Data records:

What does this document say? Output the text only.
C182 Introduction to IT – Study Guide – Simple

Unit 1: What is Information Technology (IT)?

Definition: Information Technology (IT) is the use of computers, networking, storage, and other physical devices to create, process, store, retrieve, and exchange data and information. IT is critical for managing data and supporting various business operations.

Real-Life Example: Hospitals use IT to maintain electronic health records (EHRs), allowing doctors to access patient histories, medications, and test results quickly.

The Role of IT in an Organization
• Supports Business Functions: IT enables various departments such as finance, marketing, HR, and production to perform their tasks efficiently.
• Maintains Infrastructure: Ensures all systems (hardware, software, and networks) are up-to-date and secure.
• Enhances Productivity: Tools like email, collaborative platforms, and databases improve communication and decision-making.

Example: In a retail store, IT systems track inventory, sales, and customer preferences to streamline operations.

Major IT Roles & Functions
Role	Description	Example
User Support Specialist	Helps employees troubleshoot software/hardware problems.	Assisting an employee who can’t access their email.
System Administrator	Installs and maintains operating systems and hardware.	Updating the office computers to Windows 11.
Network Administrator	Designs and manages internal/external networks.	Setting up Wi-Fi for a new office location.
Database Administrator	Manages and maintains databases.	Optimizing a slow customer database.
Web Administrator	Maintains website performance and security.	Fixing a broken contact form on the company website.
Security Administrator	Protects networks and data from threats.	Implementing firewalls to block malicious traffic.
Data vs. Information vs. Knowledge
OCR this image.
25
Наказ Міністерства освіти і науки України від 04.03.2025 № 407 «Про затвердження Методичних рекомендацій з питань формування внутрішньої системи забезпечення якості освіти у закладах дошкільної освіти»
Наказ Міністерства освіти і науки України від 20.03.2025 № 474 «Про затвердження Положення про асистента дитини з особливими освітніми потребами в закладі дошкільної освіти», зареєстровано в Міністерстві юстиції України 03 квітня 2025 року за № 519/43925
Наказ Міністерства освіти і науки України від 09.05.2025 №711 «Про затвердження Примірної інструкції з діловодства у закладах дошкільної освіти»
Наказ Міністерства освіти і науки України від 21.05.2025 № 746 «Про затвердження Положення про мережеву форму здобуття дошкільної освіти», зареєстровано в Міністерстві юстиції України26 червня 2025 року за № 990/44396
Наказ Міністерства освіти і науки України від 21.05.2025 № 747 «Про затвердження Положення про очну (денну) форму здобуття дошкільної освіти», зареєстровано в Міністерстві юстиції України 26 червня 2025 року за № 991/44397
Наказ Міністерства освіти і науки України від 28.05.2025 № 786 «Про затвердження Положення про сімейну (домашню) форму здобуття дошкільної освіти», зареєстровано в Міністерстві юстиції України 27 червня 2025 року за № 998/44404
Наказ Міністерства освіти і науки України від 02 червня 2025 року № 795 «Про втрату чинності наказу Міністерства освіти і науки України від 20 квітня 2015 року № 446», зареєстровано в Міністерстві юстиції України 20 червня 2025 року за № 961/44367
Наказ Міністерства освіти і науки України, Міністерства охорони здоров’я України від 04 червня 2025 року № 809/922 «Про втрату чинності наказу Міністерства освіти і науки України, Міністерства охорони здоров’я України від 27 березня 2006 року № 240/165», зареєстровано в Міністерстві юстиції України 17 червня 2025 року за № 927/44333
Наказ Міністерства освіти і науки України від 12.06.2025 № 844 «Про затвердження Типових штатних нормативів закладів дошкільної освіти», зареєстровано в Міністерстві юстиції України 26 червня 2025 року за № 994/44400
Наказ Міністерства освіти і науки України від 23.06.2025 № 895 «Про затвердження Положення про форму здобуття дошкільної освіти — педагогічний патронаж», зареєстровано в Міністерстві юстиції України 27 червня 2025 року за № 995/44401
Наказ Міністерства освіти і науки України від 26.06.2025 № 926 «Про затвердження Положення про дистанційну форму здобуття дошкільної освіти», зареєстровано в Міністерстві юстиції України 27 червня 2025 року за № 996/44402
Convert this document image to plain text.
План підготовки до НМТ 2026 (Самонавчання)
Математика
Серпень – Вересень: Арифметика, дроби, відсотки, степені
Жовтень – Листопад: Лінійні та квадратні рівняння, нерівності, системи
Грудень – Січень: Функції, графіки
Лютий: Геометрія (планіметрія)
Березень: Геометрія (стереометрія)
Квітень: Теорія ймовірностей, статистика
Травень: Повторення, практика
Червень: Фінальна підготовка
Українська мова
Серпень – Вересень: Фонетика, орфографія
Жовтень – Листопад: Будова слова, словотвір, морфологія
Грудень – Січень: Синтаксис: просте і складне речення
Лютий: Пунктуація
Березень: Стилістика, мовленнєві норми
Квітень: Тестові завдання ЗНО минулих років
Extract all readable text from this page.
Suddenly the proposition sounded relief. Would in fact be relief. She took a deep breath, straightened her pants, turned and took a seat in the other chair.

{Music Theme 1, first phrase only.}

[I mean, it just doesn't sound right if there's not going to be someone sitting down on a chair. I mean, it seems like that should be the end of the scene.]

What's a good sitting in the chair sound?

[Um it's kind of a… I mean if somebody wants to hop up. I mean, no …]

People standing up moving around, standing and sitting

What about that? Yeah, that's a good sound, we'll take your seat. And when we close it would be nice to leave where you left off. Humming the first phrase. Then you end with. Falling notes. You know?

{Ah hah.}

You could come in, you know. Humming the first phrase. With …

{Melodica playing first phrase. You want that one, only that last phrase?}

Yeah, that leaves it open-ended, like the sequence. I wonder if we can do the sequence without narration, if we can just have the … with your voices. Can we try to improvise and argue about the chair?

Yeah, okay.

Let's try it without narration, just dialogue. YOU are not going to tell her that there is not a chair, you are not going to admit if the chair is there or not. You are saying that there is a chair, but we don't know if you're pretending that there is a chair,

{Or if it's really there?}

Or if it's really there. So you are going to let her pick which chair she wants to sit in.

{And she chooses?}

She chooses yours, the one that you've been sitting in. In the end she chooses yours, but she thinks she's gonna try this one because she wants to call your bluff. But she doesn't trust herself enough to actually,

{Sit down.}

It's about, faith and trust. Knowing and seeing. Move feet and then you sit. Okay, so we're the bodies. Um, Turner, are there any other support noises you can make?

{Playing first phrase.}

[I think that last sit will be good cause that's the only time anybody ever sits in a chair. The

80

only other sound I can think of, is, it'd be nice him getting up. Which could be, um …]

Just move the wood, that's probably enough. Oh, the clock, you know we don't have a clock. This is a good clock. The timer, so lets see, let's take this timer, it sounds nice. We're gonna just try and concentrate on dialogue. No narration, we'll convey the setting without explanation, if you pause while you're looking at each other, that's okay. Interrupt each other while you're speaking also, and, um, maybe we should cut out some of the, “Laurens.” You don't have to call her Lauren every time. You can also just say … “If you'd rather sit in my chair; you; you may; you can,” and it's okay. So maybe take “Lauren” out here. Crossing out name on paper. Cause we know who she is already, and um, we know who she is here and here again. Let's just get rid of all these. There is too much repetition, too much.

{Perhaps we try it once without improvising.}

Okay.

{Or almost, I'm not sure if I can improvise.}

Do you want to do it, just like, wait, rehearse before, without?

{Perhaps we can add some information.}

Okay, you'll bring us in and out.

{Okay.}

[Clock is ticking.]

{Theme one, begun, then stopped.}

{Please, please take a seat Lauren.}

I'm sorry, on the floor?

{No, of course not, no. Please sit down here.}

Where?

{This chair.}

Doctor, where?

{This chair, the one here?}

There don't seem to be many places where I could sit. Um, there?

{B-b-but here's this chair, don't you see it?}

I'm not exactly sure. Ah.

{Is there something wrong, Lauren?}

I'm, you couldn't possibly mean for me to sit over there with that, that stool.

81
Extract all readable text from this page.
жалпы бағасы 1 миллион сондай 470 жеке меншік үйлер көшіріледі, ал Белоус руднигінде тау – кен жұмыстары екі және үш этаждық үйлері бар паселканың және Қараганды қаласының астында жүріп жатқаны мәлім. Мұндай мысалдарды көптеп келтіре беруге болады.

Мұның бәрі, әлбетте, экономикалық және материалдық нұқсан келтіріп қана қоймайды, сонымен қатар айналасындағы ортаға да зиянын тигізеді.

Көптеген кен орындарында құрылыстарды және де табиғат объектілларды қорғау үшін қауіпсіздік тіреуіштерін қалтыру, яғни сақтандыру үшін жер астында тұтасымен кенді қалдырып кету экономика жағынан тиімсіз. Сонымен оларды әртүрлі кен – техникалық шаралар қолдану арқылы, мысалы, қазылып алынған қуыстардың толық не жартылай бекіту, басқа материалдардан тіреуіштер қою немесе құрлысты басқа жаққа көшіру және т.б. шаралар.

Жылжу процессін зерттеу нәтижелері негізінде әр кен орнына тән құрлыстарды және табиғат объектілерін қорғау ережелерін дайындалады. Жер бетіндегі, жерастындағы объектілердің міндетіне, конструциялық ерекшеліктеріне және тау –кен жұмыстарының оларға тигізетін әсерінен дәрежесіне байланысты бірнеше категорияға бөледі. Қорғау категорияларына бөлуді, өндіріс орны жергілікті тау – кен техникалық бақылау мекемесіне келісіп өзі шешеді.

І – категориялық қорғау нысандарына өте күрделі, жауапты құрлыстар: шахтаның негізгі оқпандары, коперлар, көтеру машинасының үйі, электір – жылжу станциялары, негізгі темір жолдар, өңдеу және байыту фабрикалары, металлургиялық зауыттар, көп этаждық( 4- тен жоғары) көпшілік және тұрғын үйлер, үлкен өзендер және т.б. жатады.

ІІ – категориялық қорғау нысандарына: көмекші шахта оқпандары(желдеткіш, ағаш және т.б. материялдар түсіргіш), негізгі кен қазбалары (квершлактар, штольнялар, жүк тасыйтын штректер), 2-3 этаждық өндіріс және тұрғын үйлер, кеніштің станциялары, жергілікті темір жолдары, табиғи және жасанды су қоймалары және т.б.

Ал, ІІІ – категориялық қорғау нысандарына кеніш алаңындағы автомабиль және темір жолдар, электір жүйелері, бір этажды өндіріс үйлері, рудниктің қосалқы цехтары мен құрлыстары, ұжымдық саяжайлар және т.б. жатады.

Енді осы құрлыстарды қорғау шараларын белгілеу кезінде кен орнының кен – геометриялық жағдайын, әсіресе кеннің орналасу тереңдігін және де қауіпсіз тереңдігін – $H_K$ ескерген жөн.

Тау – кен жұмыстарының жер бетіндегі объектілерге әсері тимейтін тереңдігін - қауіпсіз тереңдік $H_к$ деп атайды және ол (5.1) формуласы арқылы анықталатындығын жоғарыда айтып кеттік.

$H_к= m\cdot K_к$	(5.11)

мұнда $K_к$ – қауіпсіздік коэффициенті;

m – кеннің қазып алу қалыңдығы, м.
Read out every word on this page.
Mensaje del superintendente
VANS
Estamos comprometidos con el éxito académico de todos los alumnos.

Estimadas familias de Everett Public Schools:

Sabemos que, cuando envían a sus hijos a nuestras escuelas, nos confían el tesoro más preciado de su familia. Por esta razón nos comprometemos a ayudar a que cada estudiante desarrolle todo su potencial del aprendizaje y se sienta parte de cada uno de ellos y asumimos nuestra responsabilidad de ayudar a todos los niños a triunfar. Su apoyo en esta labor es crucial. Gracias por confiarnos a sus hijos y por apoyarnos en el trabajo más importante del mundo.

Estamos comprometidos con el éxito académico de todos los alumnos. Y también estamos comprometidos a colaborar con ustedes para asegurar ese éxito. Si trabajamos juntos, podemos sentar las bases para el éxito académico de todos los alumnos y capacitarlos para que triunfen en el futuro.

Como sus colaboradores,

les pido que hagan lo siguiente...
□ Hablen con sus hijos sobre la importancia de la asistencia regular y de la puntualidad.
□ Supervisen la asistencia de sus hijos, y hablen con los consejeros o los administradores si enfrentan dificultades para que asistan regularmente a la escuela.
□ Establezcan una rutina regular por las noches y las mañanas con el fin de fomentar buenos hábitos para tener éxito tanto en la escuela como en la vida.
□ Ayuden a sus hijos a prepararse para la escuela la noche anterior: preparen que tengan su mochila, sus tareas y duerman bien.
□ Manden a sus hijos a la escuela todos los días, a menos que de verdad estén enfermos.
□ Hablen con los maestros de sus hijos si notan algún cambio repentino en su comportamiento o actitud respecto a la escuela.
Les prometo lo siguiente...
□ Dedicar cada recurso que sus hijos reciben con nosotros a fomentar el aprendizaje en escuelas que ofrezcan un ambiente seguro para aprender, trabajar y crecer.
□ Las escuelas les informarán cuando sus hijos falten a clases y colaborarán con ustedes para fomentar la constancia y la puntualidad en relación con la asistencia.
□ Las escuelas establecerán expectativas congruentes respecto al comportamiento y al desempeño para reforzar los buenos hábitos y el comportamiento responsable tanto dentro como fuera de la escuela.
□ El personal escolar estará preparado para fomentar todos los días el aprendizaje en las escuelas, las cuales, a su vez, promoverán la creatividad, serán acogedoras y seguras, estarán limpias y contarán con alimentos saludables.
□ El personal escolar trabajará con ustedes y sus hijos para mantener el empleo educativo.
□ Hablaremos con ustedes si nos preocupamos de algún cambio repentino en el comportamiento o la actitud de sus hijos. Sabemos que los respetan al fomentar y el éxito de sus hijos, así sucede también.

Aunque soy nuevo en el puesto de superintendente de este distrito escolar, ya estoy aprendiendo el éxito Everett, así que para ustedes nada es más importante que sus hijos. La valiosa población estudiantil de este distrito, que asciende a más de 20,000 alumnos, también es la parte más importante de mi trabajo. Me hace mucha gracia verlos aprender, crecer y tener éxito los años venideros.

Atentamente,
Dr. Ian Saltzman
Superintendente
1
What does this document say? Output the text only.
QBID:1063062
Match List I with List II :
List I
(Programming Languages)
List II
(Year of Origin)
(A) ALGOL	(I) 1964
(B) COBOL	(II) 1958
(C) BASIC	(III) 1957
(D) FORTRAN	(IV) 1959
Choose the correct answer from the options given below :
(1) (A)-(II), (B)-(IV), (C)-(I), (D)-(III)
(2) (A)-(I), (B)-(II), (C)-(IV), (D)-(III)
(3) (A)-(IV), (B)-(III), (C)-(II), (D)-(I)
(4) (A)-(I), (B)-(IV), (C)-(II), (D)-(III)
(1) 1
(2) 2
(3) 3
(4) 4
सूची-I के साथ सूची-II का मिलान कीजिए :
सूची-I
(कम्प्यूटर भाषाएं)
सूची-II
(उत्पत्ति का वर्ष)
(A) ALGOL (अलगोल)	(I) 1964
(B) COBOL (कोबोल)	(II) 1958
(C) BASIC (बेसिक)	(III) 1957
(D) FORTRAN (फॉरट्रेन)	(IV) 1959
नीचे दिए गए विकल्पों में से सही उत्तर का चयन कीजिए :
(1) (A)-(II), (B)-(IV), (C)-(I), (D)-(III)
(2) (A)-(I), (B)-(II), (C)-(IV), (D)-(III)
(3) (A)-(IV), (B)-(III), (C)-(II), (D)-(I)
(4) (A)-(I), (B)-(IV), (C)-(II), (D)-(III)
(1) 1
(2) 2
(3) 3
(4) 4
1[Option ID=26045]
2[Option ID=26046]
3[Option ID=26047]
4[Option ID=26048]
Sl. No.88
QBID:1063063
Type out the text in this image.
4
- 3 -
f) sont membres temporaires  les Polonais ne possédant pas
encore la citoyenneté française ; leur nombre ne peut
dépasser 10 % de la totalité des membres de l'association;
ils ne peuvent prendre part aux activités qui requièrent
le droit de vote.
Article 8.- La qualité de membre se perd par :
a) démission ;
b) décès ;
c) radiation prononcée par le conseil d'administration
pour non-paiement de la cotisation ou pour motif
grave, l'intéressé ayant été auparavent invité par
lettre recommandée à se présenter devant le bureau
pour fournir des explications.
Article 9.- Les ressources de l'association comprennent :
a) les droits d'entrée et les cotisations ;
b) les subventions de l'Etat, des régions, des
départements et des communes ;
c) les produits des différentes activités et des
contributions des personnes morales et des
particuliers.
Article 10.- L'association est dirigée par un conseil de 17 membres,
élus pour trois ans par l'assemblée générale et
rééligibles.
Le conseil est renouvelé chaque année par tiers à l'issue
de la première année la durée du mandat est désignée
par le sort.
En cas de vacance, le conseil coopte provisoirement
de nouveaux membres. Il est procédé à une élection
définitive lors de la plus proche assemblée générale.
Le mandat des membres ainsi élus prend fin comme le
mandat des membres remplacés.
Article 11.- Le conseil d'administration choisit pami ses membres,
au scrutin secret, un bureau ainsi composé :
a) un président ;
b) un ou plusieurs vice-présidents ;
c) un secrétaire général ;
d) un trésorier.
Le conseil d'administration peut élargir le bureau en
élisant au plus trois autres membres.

= STATED GOAL =
Which lines above contain "días"? Show each of them.

= COMPLETE OUTPUT =
□ Manden a sus hijos a la escuela todos los días, a menos que de verdad estén enfermos.
□ El personal escolar estará preparado para fomentar todos los días el aprendizaje en las escuelas, las cuales, a su vez, promoverán la creatividad, serán acogedoras y seguras, estarán limpias y contarán con alimentos saludables.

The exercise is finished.